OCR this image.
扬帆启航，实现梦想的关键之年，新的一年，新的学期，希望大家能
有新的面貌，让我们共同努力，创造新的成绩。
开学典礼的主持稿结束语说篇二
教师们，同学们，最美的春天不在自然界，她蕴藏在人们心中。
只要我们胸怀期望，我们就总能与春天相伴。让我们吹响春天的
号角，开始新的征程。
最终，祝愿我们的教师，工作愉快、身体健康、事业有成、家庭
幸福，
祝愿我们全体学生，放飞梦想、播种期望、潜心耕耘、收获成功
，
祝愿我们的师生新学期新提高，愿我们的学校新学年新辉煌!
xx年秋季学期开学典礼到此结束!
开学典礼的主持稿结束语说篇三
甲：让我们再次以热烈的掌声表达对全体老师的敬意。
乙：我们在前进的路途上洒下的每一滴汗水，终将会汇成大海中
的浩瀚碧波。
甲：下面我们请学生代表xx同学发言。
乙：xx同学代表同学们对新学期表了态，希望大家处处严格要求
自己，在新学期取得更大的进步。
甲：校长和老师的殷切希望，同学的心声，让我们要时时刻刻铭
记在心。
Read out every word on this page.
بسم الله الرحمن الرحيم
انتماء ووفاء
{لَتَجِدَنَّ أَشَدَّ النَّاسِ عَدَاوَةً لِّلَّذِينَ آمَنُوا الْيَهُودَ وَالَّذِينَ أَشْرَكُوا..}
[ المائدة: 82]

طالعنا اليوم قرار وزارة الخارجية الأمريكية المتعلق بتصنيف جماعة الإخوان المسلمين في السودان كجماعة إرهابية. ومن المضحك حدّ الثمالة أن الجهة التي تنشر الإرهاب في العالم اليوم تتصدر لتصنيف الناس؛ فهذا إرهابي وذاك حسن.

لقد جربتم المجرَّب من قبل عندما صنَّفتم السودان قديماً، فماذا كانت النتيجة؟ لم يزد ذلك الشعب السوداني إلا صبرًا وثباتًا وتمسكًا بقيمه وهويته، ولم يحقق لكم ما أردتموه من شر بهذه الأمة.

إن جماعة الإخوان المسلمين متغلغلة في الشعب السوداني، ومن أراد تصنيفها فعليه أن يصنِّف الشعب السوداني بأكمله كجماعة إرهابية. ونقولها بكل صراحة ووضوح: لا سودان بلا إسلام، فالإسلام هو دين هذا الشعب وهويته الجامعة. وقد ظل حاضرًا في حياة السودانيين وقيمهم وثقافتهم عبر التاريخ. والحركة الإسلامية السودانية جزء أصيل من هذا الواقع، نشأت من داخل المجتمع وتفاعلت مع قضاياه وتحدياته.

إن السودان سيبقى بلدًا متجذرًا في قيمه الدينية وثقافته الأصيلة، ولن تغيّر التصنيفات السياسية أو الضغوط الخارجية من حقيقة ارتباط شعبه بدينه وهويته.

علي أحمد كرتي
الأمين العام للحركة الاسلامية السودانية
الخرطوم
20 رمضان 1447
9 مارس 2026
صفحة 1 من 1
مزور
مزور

■ ■ ■ ■ ■

**What is asked:**
Provide solely the number of lines in the data that include the word "المسلمين".

**Result of the exercise:**
2